## DATA LISTING
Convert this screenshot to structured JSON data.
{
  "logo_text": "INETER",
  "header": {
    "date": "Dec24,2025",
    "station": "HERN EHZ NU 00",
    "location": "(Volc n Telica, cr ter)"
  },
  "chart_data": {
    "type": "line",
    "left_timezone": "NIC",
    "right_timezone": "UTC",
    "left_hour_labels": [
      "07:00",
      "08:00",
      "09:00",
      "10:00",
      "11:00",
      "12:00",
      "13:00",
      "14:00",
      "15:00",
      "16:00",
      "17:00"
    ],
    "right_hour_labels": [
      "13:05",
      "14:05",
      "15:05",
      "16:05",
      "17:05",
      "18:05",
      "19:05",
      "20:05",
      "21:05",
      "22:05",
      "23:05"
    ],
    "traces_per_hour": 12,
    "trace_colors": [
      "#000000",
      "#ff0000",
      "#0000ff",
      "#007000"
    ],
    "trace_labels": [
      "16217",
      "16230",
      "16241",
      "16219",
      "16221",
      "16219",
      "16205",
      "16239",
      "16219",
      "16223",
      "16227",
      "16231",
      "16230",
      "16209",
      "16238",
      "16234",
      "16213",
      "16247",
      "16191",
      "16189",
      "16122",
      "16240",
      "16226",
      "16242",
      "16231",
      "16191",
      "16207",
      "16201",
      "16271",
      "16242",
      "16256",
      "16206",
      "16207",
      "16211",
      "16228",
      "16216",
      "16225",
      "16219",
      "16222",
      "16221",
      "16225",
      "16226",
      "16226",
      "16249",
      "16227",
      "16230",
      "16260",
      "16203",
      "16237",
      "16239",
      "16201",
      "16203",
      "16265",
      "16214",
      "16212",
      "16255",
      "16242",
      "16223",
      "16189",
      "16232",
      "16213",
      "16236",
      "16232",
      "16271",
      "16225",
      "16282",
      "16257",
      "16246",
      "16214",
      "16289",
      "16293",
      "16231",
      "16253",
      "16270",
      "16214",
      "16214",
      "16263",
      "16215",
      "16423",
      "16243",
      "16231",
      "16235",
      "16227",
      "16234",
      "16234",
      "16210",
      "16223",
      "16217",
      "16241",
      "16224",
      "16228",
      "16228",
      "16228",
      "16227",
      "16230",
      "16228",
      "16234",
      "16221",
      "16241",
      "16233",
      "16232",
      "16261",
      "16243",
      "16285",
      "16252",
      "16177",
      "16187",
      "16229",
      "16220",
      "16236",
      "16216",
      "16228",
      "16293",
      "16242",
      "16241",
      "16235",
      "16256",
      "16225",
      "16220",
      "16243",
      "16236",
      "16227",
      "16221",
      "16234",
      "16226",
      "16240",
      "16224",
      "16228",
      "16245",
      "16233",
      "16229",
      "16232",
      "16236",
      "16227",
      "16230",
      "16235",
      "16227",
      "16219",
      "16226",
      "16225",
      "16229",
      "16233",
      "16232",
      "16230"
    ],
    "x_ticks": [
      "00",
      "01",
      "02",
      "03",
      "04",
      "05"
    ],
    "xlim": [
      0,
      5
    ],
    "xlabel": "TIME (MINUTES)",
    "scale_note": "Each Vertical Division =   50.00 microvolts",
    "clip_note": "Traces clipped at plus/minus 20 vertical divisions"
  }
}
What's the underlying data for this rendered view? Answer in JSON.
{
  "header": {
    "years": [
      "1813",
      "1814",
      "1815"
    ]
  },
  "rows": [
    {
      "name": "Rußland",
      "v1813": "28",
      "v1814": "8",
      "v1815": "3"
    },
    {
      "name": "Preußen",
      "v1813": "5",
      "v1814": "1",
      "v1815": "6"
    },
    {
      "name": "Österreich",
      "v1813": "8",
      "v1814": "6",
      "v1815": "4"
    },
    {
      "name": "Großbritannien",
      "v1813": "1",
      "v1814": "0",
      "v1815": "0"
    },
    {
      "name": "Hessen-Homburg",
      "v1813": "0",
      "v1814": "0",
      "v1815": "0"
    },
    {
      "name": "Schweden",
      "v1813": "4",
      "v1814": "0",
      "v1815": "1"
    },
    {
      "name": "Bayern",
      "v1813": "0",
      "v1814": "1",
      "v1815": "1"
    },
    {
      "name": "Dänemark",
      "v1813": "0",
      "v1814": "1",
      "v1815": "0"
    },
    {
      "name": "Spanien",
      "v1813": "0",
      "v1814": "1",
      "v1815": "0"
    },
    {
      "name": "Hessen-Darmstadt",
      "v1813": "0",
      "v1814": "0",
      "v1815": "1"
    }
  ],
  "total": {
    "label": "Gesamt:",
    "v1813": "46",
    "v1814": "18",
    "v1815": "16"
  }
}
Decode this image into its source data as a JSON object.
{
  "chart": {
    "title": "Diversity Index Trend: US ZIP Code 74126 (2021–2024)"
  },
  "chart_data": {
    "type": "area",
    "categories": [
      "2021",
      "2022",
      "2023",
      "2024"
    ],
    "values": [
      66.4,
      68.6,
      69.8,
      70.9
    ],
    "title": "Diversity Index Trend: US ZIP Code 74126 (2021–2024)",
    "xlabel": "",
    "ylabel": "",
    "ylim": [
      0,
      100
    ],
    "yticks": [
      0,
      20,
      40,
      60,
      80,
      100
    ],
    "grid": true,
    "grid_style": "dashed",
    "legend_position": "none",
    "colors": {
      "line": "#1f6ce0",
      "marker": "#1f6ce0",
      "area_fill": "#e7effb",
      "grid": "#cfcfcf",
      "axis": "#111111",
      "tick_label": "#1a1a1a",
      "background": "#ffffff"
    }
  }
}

## THE REQUEST
Your task is to extract all of the records exactly.

## WRITTEN REPLY
Convert this screenshot to structured JSON data.
{
  "logo_text": "INETER",
  "header": {
    "date": "Dec24,2025",
    "station": "HERN EHZ NU 00",
    "location": "(Volc n Telica, cr ter)"
  },
  "chart_data": {
    "type": "line",
    "left_timezone": "NIC",
    "right_timezone": "UTC",
    "left_hour_labels": [
      "07:00",
      "08:00",
      "09:00",
      "10:00",
      "11:00",
      "12:00",
      "13:00",
      "14:00",
      "15:00",
      "16:00",
      "17:00"
    ],
    "right_hour_labels": [
      "13:05",
      "14:05",
      "15:05",
      "16:05",
      "17:05",
      "18:05",
      "19:05",
      "20:05",
      "21:05",
      "22:05",
      "23:05"
    ],
    "traces_per_hour": 12,
    "trace_colors": [
      "#000000",
      "#ff0000",
      "#0000ff",
      "#007000"
    ],
    "trace_labels": [
      "16217",
      "16230",
      "16241",
      "16219",
      "16221",
      "16219",
      "16205",
      "16239",
      "16219",
      "16223",
      "16227",
      "16231",
      "16230",
      "16209",
      "16238",
      "16234",
      "16213",
      "16247",
      "16191",
      "16189",
      "16122",
      "16240",
      "16226",
      "16242",
      "16231",
      "16191",
      "16207",
      "16201",
      "16271",
      "16242",
      "16256",
      "16206",
      "16207",
      "16211",
      "16228",
      "16216",
      "16225",
      "16219",
      "16222",
      "16221",
      "16225",
      "16226",
      "16226",
      "16249",
      "16227",
      "16230",
      "16260",
      "16203",
      "16237",
      "16239",
      "16201",
      "16203",
      "16265",
      "16214",
      "16212",
      "16255",
      "16242",
      "16223",
      "16189",
      "16232",
      "16213",
      "16236",
      "16232",
      "16271",
      "16225",
      "16282",
      "16257",
      "16246",
      "16214",
      "16289",
      "16293",
      "16231",
      "16253",
      "16270",
      "16214",
      "16214",
      "16263",
      "16215",
      "16423",
      "16243",
      "16231",
      "16235",
      "16227",
      "16234",
      "16234",
      "16210",
      "16223",
      "16217",
      "16241",
      "16224",
      "16228",
      "16228",
      "16228",
      "16227",
      "16230",
      "16228",
      "16234",
      "16221",
      "16241",
      "16233",
      "16232",
      "16261",
      "16243",
      "16285",
      "16252",
      "16177",
      "16187",
      "16229",
      "16220",
      "16236",
      "16216",
      "16228",
      "16293",
      "16242",
      "16241",
      "16235",
      "16256",
      "16225",
      "16220",
      "16243",
      "16236",
      "16227",
      "16221",
      "16234",
      "16226",
      "16240",
      "16224",
      "16228",
      "16245",
      "16233",
      "16229",
      "16232",
      "16236",
      "16227",
      "16230",
      "16235",
      "16227",
      "16219",
      "16226",
      "16225",
      "16229",
      "16233",
      "16232",
      "16230"
    ],
    "x_ticks": [
      "00",
      "01",
      "02",
      "03",
      "04",
      "05"
    ],
    "xlim": [
      0,
      5
    ],
    "xlabel": "TIME (MINUTES)",
    "scale_note": "Each Vertical Division =   50.00 microvolts",
    "clip_note": "Traces clipped at plus/minus 20 vertical divisions"
  }
}
What's the underlying data for this rendered view? Answer in JSON.
{
  "header": {
    "years": [
      "1813",
      "1814",
      "1815"
    ]
  },
  "rows": [
    {
      "name": "Rußland",
      "v1813": "28",
      "v1814": "8",
      "v1815": "3"
    },
    {
      "name": "Preußen",
      "v1813": "5",
      "v1814": "1",
      "v1815": "6"
    },
    {
      "name": "Österreich",
      "v1813": "8",
      "v1814": "6",
      "v1815": "4"
    },
    {
      "name": "Großbritannien",
      "v1813": "1",
      "v1814": "0",
      "v1815": "0"
    },
    {
      "name": "Hessen-Homburg",
      "v1813": "0",
      "v1814": "0",
      "v1815": "0"
    },
    {
      "name": "Schweden",
      "v1813": "4",
      "v1814": "0",
      "v1815": "1"
    },
    {
      "name": "Bayern",
      "v1813": "0",
      "v1814": "1",
      "v1815": "1"
    },
    {
      "name": "Dänemark",
      "v1813": "0",
      "v1814": "1",
      "v1815": "0"
    },
    {
      "name": "Spanien",
      "v1813": "0",
      "v1814": "1",
      "v1815": "0"
    },
    {
      "name": "Hessen-Darmstadt",
      "v1813": "0",
      "v1814": "0",
      "v1815": "1"
    }
  ],
  "total": {
    "label": "Gesamt:",
    "v1813": "46",
    "v1814": "18",
    "v1815": "16"
  }
}
Decode this image into its source data as a JSON object.
{
  "chart": {
    "title": "Diversity Index Trend: US ZIP Code 74126 (2021–2024)"
  },
  "chart_data": {
    "type": "area",
    "categories": [
      "2021",
      "2022",
      "2023",
      "2024"
    ],
    "values": [
      66.4,
      68.6,
      69.8,
      70.9
    ],
    "title": "Diversity Index Trend: US ZIP Code 74126 (2021–2024)",
    "xlabel": "",
    "ylabel": "",
    "ylim": [
      0,
      100
    ],
    "yticks": [
      0,
      20,
      40,
      60,
      80,
      100
    ],
    "grid": true,
    "grid_style": "dashed",
    "legend_position": "none",
    "colors": {
      "line": "#1f6ce0",
      "marker": "#1f6ce0",
      "area_fill": "#e7effb",
      "grid": "#cfcfcf",
      "axis": "#111111",
      "tick_label": "#1a1a1a",
      "background": "#ffffff"
    }
  }
}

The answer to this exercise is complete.